Request: From the listing below, tally the lines that include "来自广东". Return only the total.

* begin Record extracts *

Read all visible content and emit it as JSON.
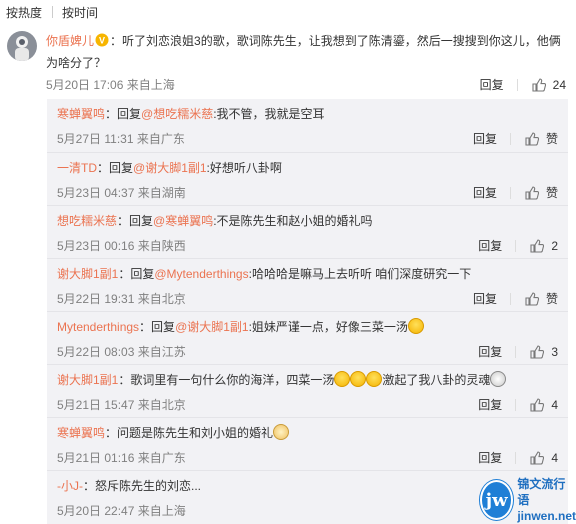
{
  "sort_tabs": [
    "按热度",
    "按时间"
  ],
  "main_comment": {
    "user": "你盾婢儿",
    "text": "：听了刘恋浪姐3的歌，歌词陈先生，让我想到了陈清鎏，然后一搜搜到你这儿，他俩为啥分了？",
    "time": "5月20日 17:06 来自上海",
    "reply_label": "回复",
    "likes": "24"
  },
  "replies": [
    {
      "user": "寒蝉翼鸣",
      "pre": "：回复",
      "target": "@想吃糯米慈",
      "text": ":我不管，我就是空耳",
      "time": "5月27日 11:31 来自广东",
      "reply_label": "回复",
      "likes": "赞"
    },
    {
      "user": "一清TD",
      "pre": "：回复",
      "target": "@谢大脚1副1",
      "text": ":好想听八卦啊",
      "time": "5月23日 04:37 来自湖南",
      "reply_label": "回复",
      "likes": "赞"
    },
    {
      "user": "想吃糯米慈",
      "pre": "：回复",
      "target": "@寒蝉翼鸣",
      "text": ":不是陈先生和赵小姐的婚礼吗",
      "time": "5月23日 00:16 来自陕西",
      "reply_label": "回复",
      "likes": "2"
    },
    {
      "user": "谢大脚1副1",
      "pre": "：回复",
      "target": "@Mytenderthings",
      "text": ":哈哈哈是嘛马上去听听 咱们深度研究一下",
      "time": "5月22日 19:31 来自北京",
      "reply_label": "回复",
      "likes": "赞"
    },
    {
      "user": "Mytenderthings",
      "pre": "：回复",
      "target": "@谢大脚1副1",
      "text": ":姐妹严谨一点，好像三菜一汤",
      "time": "5月22日 08:03 来自江苏",
      "reply_label": "回复",
      "likes": "3"
    },
    {
      "user": "谢大脚1副1",
      "pre": "：",
      "target": "",
      "text": "歌词里有一句什么你的海洋，四菜一汤",
      "text2": "激起了我八卦的灵魂",
      "time": "5月21日 15:47 来自北京",
      "reply_label": "回复",
      "likes": "4"
    },
    {
      "user": "寒蝉翼鸣",
      "pre": "：",
      "target": "",
      "text": "问题是陈先生和刘小姐的婚礼",
      "time": "5月21日 01:16 来自广东",
      "reply_label": "回复",
      "likes": "4"
    },
    {
      "user": "-小J-",
      "pre": "：",
      "target": "",
      "text": "怒斥陈先生的刘恋...",
      "time": "5月20日 22:47 来自上海",
      "reply_label": "",
      "likes": ""
    }
  ],
  "watermark": {
    "logo": "jw",
    "cn": "锦文流行语",
    "en": "jinwen.net"
  },
  "colors": {
    "link": "#eb7350",
    "panel_bg": "#f2f2f5",
    "time": "#808080"
  }
}
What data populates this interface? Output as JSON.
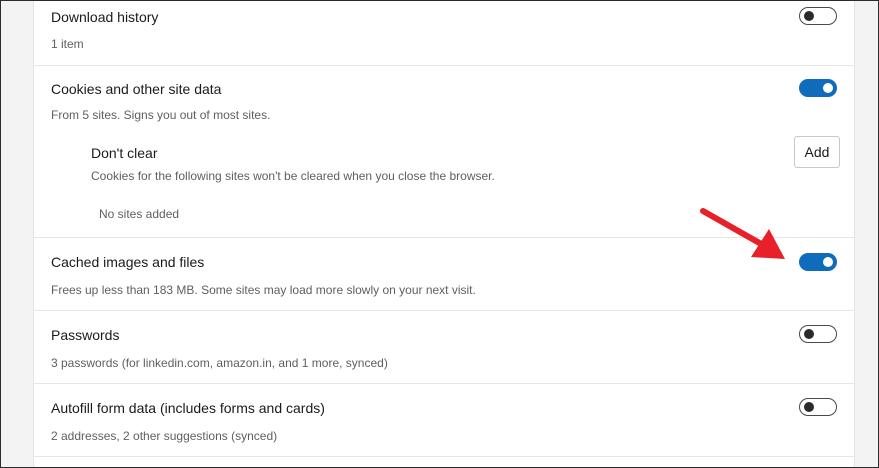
{
  "settings": [
    {
      "title": "Download history",
      "desc": "1 item",
      "toggle": "off"
    },
    {
      "title": "Cookies and other site data",
      "desc": "From 5 sites. Signs you out of most sites.",
      "toggle": "on"
    },
    {
      "title": "Cached images and files",
      "desc": "Frees up less than 183 MB. Some sites may load more slowly on your next visit.",
      "toggle": "on"
    },
    {
      "title": "Passwords",
      "desc": "3 passwords (for linkedin.com, amazon.in, and 1 more, synced)",
      "toggle": "off"
    },
    {
      "title": "Autofill form data (includes forms and cards)",
      "desc": "2 addresses, 2 other suggestions (synced)",
      "toggle": "off"
    }
  ],
  "dont_clear": {
    "title": "Don't clear",
    "desc": "Cookies for the following sites won't be cleared when you close the browser.",
    "add_label": "Add",
    "empty_text": "No sites added"
  },
  "colors": {
    "accent": "#0f6cbd",
    "annotation_arrow": "#e8202a"
  },
  "icons": {
    "annotation": "red-arrow-icon"
  }
}
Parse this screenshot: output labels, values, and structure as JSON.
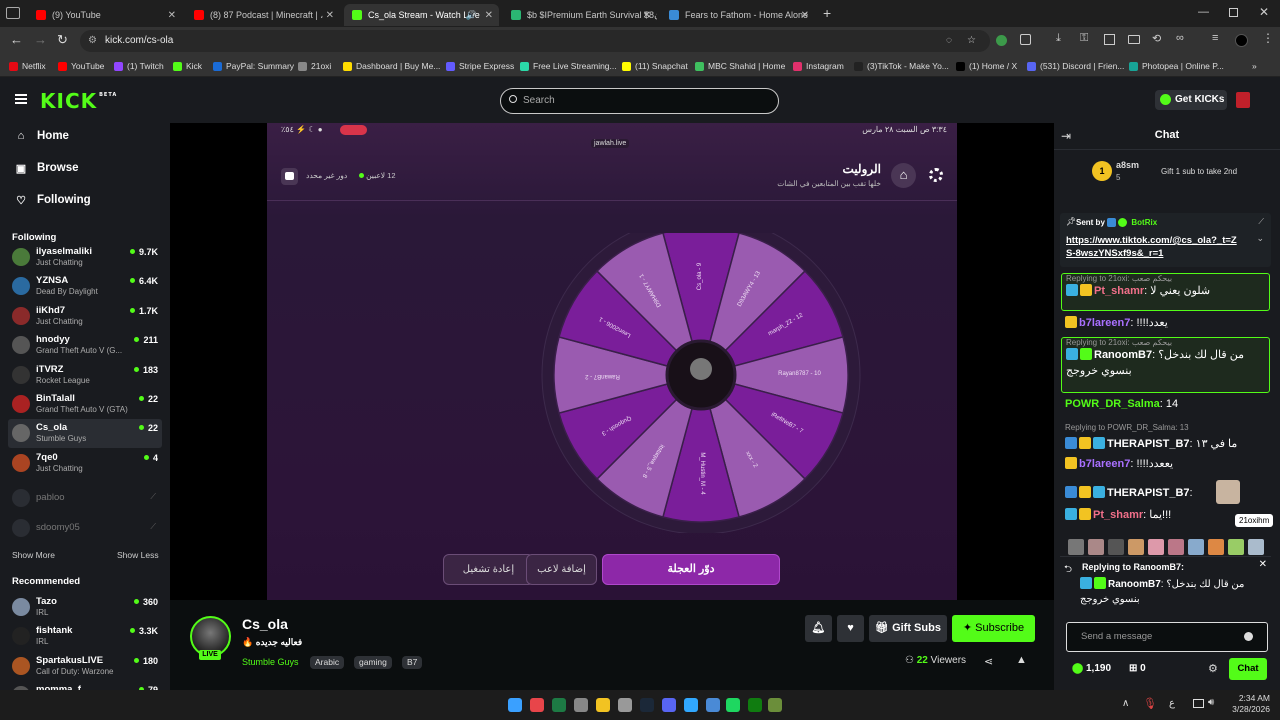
{
  "tabs": [
    {
      "title": "(9) YouTube",
      "color": "#ff0000"
    },
    {
      "title": "(8) 87 Podcast | Minecraft | ،",
      "color": "#ff0000"
    },
    {
      "title": "Cs_ola Stream - Watch Live",
      "color": "#53fc18"
    },
    {
      "title": "$b $ΙPremium Earth Survival $8ن",
      "color": "#2bb673"
    },
    {
      "title": "Fears to Fathom - Home Alone",
      "color": "#3a8bd6"
    }
  ],
  "address": {
    "url": "kick.com/cs-ola"
  },
  "bookmarks": [
    {
      "label": "Netflix",
      "color": "#e50914"
    },
    {
      "label": "YouTube",
      "color": "#ff0000"
    },
    {
      "label": "(1) Twitch",
      "color": "#9146ff"
    },
    {
      "label": "Kick",
      "color": "#53fc18"
    },
    {
      "label": "PayPal: Summary",
      "color": "#1a6bd6"
    },
    {
      "label": "21oxi",
      "color": "#888888"
    },
    {
      "label": "Dashboard | Buy Me...",
      "color": "#ffdd00"
    },
    {
      "label": "Stripe Express",
      "color": "#635bff"
    },
    {
      "label": "Free Live Streaming...",
      "color": "#2bd9a8"
    },
    {
      "label": "(11) Snapchat",
      "color": "#fffc00"
    },
    {
      "label": "MBC Shahid | Home",
      "color": "#3fbf5f"
    },
    {
      "label": "Instagram",
      "color": "#e1306c"
    },
    {
      "label": "(3)TikTok - Make Yo...",
      "color": "#222222"
    },
    {
      "label": "(1) Home / X",
      "color": "#000000"
    },
    {
      "label": "(531) Discord | Frien...",
      "color": "#5865f2"
    },
    {
      "label": "Photopea | Online P...",
      "color": "#18a497"
    }
  ],
  "header": {
    "logo": "KICK",
    "beta": "BETA",
    "search_placeholder": "Search",
    "get_kicks": "Get KICKs"
  },
  "sidebar": {
    "nav": [
      {
        "label": "Home"
      },
      {
        "label": "Browse"
      },
      {
        "label": "Following"
      }
    ],
    "following_title": "Following",
    "following": [
      {
        "name": "ilyaselmaliki",
        "cat": "Just Chatting",
        "viewers": "9.7K",
        "color": "#4a7a3a"
      },
      {
        "name": "YZNSA",
        "cat": "Dead By Daylight",
        "viewers": "6.4K",
        "color": "#2a6aa0"
      },
      {
        "name": "iiKhd7",
        "cat": "Just Chatting",
        "viewers": "1.7K",
        "color": "#8a2a2a"
      },
      {
        "name": "hnodyy",
        "cat": "Grand Theft Auto V (G...",
        "viewers": "211",
        "color": "#555555"
      },
      {
        "name": "iTVRZ",
        "cat": "Rocket League",
        "viewers": "183",
        "color": "#333333"
      },
      {
        "name": "BinTalall",
        "cat": "Grand Theft Auto V (GTA)",
        "viewers": "22",
        "color": "#aa2222"
      },
      {
        "name": "Cs_ola",
        "cat": "Stumble Guys",
        "viewers": "22",
        "color": "#666666"
      },
      {
        "name": "7qe0",
        "cat": "Just Chatting",
        "viewers": "4",
        "color": "#aa4422"
      }
    ],
    "offline": [
      {
        "name": "pabloo"
      },
      {
        "name": "sdoomy05"
      }
    ],
    "show_more": "Show More",
    "show_less": "Show Less",
    "recommended_title": "Recommended",
    "recommended": [
      {
        "name": "Tazo",
        "cat": "IRL",
        "viewers": "360",
        "color": "#7a8aa0"
      },
      {
        "name": "fishtank",
        "cat": "IRL",
        "viewers": "3.3K",
        "color": "#222222"
      },
      {
        "name": "SpartakusLIVE",
        "cat": "Call of Duty: Warzone",
        "viewers": "180",
        "color": "#aa5522"
      },
      {
        "name": "momma_f...",
        "cat": "",
        "viewers": "79",
        "color": "#555555"
      }
    ]
  },
  "player": {
    "status_time": "٣:٣٤ ص  السبت ٢٨ مارس",
    "battery": "٪٥٤",
    "site": "jawlah.live",
    "game_title": "الروليت",
    "game_sub": "خلها تقب بين المتابعين في الشات",
    "players": "12 لاعبين",
    "round": "دور غير محدد",
    "segments": [
      "Cs_ola - 9",
      "D93AWY4 - 13",
      "marph_22 - 12",
      "Rayan8787 - 10",
      "iRefiNeB7 - 7",
      "xxx - 2",
      "M_Hustin_M - 4",
      "itstaqwa_5 - 8",
      "Quqoosh - 3",
      "RawanB7 - 2",
      "Leen2006 - 1",
      "D9HAWY7 - 1"
    ],
    "btn_reset": "إعادة تشغيل",
    "btn_add": "إضافة لاعب",
    "btn_spin": "دوّر العجلة"
  },
  "stream_info": {
    "channel": "Cs_ola",
    "live": "LIVE",
    "title": "فعاليه جديده",
    "category": "Stumble Guys",
    "tags": [
      "Arabic",
      "gaming",
      "B7"
    ],
    "viewers": "22",
    "viewers_label": "Viewers",
    "gift_subs": "Gift Subs",
    "subscribe": "Subscribe"
  },
  "chat": {
    "title": "Chat",
    "top_gifter": "a8sm",
    "top_gifter_count": "5",
    "gift_note": "Gift 1 sub to take 2nd",
    "pinned_by": "Sent by",
    "pinned_bot": "BotRix",
    "pinned_link": "https://www.tiktok.com/@cs_ola?_t=ZS-8wszYNSxf9s&_r=1",
    "messages": [
      {
        "reply": "Replying to 21oxi: بيحكم صعب",
        "user": "Pt_shamr",
        "ucolor": "#f2708a",
        "text": "شلون يعني لا",
        "boxed": true
      },
      {
        "reply": "",
        "user": "b7lareen7",
        "ucolor": "#a970ff",
        "text": "!!!!يعدد",
        "boxed": false
      },
      {
        "reply": "Replying to 21oxi: بيحكم صعب",
        "user": "RanoomB7",
        "ucolor": "#ffffff",
        "text": "من قال لك بندخل؟ بنسوي خروجج",
        "boxed": true
      },
      {
        "reply": "",
        "user": "POWR_DR_Salma",
        "ucolor": "#53fc18",
        "text": "14",
        "boxed": false
      },
      {
        "reply": "Replying to POWR_DR_Salma: 13",
        "user": "THERAPIST_B7",
        "ucolor": "#ffffff",
        "text": "ما في ١٣",
        "boxed": false
      },
      {
        "reply": "",
        "user": "b7lareen7",
        "ucolor": "#a970ff",
        "text": "!!!!يععدد",
        "boxed": false
      },
      {
        "reply": "",
        "user": "THERAPIST_B7",
        "ucolor": "#ffffff",
        "text": "",
        "boxed": false
      },
      {
        "reply": "",
        "user": "Pt_shamr",
        "ucolor": "#f2708a",
        "text": "يما!!!",
        "boxed": false
      }
    ],
    "tooltip": "21oxihm",
    "replying_to": "Replying to RanoomB7:",
    "reply_user": "RanoomB7",
    "reply_text": "من قال لك بندخل؟ بنسوي خروجج",
    "input_placeholder": "Send a message",
    "points": "1,190",
    "kicks": "0",
    "send": "Chat"
  },
  "taskbar": {
    "time": "2:34 AM",
    "date": "3/28/2026",
    "lang": "ع"
  }
}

* end Record extracts *

Complete response: 2